* _WHAT IS BEING ASKED_:
The entire listing is to be repeated verbatim.

* _SUPPLIED MATERIAL_:
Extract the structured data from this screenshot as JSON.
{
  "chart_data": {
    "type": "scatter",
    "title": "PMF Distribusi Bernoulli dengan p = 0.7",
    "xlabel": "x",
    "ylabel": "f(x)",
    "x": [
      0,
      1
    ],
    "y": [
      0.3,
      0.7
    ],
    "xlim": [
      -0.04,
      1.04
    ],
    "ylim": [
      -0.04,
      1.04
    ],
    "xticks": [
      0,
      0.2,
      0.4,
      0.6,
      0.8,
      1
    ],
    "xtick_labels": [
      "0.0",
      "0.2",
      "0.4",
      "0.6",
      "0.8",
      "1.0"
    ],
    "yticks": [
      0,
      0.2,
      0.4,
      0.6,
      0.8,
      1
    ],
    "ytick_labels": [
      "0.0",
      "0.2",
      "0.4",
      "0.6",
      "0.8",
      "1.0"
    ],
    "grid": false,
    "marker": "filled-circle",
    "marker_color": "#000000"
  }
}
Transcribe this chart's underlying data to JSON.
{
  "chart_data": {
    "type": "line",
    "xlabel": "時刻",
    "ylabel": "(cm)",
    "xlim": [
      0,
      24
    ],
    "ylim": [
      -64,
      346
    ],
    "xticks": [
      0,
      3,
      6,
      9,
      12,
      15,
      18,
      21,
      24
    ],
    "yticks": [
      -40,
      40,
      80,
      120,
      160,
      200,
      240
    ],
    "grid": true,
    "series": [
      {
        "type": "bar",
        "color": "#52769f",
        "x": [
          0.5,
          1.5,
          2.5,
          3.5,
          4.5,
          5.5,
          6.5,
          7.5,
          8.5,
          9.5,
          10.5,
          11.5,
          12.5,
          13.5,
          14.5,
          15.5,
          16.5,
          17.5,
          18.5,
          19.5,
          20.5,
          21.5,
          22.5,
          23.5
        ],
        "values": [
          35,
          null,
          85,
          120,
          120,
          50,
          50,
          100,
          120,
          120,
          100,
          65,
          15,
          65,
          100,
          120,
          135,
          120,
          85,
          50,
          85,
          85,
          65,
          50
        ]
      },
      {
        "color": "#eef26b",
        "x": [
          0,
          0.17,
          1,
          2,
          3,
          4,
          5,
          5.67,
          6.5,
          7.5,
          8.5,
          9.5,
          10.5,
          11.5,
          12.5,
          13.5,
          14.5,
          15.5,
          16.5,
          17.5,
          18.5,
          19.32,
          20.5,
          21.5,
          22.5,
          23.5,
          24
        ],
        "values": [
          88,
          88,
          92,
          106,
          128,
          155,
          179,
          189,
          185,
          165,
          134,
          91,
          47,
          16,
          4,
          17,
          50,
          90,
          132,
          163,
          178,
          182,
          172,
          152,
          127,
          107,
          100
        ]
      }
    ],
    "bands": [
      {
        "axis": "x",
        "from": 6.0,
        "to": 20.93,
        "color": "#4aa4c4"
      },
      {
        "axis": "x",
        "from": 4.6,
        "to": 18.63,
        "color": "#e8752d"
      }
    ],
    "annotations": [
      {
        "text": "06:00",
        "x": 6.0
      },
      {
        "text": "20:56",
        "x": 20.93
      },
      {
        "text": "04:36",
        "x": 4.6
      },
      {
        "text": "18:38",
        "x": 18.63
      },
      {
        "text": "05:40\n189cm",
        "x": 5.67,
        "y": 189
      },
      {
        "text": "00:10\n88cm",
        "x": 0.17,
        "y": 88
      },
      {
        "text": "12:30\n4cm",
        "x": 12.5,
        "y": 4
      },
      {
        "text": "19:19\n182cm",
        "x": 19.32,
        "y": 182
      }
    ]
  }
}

* _RESPONSE FOR THIS EXERCISE_:
Extract the structured data from this screenshot as JSON.
{
  "chart_data": {
    "type": "scatter",
    "title": "PMF Distribusi Bernoulli dengan p = 0.7",
    "xlabel": "x",
    "ylabel": "f(x)",
    "x": [
      0,
      1
    ],
    "y": [
      0.3,
      0.7
    ],
    "xlim": [
      -0.04,
      1.04
    ],
    "ylim": [
      -0.04,
      1.04
    ],
    "xticks": [
      0,
      0.2,
      0.4,
      0.6,
      0.8,
      1
    ],
    "xtick_labels": [
      "0.0",
      "0.2",
      "0.4",
      "0.6",
      "0.8",
      "1.0"
    ],
    "yticks": [
      0,
      0.2,
      0.4,
      0.6,
      0.8,
      1
    ],
    "ytick_labels": [
      "0.0",
      "0.2",
      "0.4",
      "0.6",
      "0.8",
      "1.0"
    ],
    "grid": false,
    "marker": "filled-circle",
    "marker_color": "#000000"
  }
}
Transcribe this chart's underlying data to JSON.
{
  "chart_data": {
    "type": "line",
    "xlabel": "時刻",
    "ylabel": "(cm)",
    "xlim": [
      0,
      24
    ],
    "ylim": [
      -64,
      346
    ],
    "xticks": [
      0,
      3,
      6,
      9,
      12,
      15,
      18,
      21,
      24
    ],
    "yticks": [
      -40,
      40,
      80,
      120,
      160,
      200,
      240
    ],
    "grid": true,
    "series": [
      {
        "type": "bar",
        "color": "#52769f",
        "x": [
          0.5,
          1.5,
          2.5,
          3.5,
          4.5,
          5.5,
          6.5,
          7.5,
          8.5,
          9.5,
          10.5,
          11.5,
          12.5,
          13.5,
          14.5,
          15.5,
          16.5,
          17.5,
          18.5,
          19.5,
          20.5,
          21.5,
          22.5,
          23.5
        ],
        "values": [
          35,
          null,
          85,
          120,
          120,
          50,
          50,
          100,
          120,
          120,
          100,
          65,
          15,
          65,
          100,
          120,
          135,
          120,
          85,
          50,
          85,
          85,
          65,
          50
        ]
      },
      {
        "color": "#eef26b",
        "x": [
          0,
          0.17,
          1,
          2,
          3,
          4,
          5,
          5.67,
          6.5,
          7.5,
          8.5,
          9.5,
          10.5,
          11.5,
          12.5,
          13.5,
          14.5,
          15.5,
          16.5,
          17.5,
          18.5,
          19.32,
          20.5,
          21.5,
          22.5,
          23.5,
          24
        ],
        "values": [
          88,
          88,
          92,
          106,
          128,
          155,
          179,
          189,
          185,
          165,
          134,
          91,
          47,
          16,
          4,
          17,
          50,
          90,
          132,
          163,
          178,
          182,
          172,
          152,
          127,
          107,
          100
        ]
      }
    ],
    "bands": [
      {
        "axis": "x",
        "from": 6.0,
        "to": 20.93,
        "color": "#4aa4c4"
      },
      {
        "axis": "x",
        "from": 4.6,
        "to": 18.63,
        "color": "#e8752d"
      }
    ],
    "annotations": [
      {
        "text": "06:00",
        "x": 6.0
      },
      {
        "text": "20:56",
        "x": 20.93
      },
      {
        "text": "04:36",
        "x": 4.6
      },
      {
        "text": "18:38",
        "x": 18.63
      },
      {
        "text": "05:40\n189cm",
        "x": 5.67,
        "y": 189
      },
      {
        "text": "00:10\n88cm",
        "x": 0.17,
        "y": 88
      },
      {
        "text": "12:30\n4cm",
        "x": 12.5,
        "y": 4
      },
      {
        "text": "19:19\n182cm",
        "x": 19.32,
        "y": 182
      }
    ]
  }
}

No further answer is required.